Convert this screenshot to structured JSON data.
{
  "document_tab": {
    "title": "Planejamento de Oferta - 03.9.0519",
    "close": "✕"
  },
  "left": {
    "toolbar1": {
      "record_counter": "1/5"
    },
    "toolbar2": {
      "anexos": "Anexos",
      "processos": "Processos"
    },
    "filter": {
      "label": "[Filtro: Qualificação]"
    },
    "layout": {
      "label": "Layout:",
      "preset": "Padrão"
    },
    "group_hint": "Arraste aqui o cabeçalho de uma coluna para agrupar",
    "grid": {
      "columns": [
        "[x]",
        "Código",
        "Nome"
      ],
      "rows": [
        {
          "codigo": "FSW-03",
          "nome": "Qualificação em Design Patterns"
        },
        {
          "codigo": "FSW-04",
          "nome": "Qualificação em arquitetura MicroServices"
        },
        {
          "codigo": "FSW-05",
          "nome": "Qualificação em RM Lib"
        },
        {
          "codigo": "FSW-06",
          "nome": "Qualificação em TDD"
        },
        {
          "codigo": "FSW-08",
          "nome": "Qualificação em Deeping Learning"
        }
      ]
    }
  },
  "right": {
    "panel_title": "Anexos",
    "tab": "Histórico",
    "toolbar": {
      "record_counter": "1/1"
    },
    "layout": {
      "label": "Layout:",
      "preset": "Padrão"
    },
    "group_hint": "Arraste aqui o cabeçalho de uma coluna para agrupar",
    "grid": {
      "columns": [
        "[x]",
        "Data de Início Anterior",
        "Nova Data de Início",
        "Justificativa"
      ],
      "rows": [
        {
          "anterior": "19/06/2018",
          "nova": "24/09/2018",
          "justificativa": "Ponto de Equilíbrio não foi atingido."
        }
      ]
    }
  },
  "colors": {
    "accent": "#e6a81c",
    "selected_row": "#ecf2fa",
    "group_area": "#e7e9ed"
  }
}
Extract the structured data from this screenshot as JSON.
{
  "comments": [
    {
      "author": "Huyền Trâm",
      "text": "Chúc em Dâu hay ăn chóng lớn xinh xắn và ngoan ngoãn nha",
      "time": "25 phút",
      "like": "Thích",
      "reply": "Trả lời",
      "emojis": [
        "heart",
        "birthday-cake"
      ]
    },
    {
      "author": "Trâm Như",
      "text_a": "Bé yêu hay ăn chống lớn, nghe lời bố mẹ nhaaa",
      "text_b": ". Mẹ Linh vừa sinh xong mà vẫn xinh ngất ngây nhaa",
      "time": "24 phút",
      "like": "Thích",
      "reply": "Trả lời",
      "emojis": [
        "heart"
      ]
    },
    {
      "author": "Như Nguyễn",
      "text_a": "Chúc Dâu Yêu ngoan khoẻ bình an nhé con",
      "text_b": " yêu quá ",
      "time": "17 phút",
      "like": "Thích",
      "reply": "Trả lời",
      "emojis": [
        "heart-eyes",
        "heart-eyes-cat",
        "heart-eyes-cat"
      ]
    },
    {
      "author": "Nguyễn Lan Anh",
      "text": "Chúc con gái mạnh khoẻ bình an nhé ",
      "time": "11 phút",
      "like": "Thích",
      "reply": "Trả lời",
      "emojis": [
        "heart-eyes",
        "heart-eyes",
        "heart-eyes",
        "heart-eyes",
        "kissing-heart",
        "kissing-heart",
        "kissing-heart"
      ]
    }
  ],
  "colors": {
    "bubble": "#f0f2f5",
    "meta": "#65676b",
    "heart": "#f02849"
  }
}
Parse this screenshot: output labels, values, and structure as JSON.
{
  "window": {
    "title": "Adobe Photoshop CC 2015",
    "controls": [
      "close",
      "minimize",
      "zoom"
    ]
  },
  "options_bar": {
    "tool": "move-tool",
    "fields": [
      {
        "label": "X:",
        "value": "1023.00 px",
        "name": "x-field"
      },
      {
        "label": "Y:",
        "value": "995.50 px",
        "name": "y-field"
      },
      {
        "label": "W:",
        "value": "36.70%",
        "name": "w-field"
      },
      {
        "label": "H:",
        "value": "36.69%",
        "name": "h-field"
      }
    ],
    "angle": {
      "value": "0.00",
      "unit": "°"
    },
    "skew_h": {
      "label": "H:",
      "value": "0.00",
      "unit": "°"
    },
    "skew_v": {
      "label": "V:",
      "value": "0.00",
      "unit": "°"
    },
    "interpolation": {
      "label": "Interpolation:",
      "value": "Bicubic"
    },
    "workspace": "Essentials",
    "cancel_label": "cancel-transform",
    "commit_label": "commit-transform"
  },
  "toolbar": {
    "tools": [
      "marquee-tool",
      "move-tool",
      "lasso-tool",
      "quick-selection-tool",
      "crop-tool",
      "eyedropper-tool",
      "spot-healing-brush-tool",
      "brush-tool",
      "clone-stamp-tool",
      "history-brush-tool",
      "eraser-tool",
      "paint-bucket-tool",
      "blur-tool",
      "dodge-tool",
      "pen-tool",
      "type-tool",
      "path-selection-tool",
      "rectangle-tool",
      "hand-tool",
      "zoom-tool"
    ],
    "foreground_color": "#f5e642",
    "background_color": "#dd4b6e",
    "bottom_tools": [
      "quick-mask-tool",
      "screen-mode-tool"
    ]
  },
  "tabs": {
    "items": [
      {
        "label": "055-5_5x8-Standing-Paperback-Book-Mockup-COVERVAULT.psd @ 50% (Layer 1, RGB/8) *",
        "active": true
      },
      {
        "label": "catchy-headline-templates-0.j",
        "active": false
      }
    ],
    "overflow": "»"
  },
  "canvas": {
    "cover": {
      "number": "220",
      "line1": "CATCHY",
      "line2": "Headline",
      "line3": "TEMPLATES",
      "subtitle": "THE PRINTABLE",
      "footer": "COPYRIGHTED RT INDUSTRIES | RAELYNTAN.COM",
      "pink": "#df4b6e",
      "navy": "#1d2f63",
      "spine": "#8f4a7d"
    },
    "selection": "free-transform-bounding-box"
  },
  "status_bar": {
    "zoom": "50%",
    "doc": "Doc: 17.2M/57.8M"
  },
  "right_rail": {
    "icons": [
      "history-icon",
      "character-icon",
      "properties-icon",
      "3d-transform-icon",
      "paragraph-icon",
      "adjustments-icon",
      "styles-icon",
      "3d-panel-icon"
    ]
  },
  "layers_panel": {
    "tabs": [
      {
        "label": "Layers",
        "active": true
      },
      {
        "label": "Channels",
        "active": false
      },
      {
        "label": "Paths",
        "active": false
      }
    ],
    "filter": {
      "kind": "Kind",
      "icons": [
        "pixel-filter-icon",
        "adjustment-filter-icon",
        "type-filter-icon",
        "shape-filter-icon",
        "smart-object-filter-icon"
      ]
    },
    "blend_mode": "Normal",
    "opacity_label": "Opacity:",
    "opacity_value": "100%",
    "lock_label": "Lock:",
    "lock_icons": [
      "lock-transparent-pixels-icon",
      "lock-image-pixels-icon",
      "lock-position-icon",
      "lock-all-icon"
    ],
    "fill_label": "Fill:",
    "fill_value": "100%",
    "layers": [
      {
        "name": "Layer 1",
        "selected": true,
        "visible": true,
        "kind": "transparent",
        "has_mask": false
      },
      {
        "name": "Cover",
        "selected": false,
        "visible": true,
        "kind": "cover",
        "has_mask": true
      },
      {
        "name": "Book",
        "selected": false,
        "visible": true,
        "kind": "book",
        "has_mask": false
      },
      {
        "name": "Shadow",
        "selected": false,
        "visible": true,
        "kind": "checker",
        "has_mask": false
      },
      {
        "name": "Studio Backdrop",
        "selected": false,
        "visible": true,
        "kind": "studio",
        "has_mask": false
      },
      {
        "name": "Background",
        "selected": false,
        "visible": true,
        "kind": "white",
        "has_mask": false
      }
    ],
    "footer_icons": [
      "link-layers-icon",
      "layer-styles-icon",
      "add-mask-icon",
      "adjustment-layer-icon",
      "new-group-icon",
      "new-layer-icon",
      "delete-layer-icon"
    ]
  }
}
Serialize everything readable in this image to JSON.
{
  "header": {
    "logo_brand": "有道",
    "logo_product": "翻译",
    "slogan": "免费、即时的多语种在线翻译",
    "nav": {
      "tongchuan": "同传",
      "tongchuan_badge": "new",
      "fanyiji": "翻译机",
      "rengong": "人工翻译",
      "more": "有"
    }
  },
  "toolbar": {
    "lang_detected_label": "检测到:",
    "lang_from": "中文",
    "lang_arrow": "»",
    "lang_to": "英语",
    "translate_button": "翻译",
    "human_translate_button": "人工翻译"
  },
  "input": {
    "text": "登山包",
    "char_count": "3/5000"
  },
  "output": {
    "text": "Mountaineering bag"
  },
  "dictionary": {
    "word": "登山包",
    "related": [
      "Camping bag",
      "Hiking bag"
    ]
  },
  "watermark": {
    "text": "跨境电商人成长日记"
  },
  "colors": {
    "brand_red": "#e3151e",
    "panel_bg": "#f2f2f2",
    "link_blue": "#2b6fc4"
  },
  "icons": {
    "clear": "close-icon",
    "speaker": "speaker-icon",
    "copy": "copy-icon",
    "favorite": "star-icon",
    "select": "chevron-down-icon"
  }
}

━━━━━━━━━━━━━━━━━━━━━━━━━━━━━━

Brief: Set down exactly what runs from the line with "Serialize everything readable" to the last line of the data above, including both of those lines and no others.

The solution:
Serialize everything readable in this image to JSON.
{
  "header": {
    "logo_brand": "有道",
    "logo_product": "翻译",
    "slogan": "免费、即时的多语种在线翻译",
    "nav": {
      "tongchuan": "同传",
      "tongchuan_badge": "new",
      "fanyiji": "翻译机",
      "rengong": "人工翻译",
      "more": "有"
    }
  },
  "toolbar": {
    "lang_detected_label": "检测到:",
    "lang_from": "中文",
    "lang_arrow": "»",
    "lang_to": "英语",
    "translate_button": "翻译",
    "human_translate_button": "人工翻译"
  },
  "input": {
    "text": "登山包",
    "char_count": "3/5000"
  },
  "output": {
    "text": "Mountaineering bag"
  },
  "dictionary": {
    "word": "登山包",
    "related": [
      "Camping bag",
      "Hiking bag"
    ]
  },
  "watermark": {
    "text": "跨境电商人成长日记"
  },
  "colors": {
    "brand_red": "#e3151e",
    "panel_bg": "#f2f2f2",
    "link_blue": "#2b6fc4"
  },
  "icons": {
    "clear": "close-icon",
    "speaker": "speaker-icon",
    "copy": "copy-icon",
    "favorite": "star-icon",
    "select": "chevron-down-icon"
  }
}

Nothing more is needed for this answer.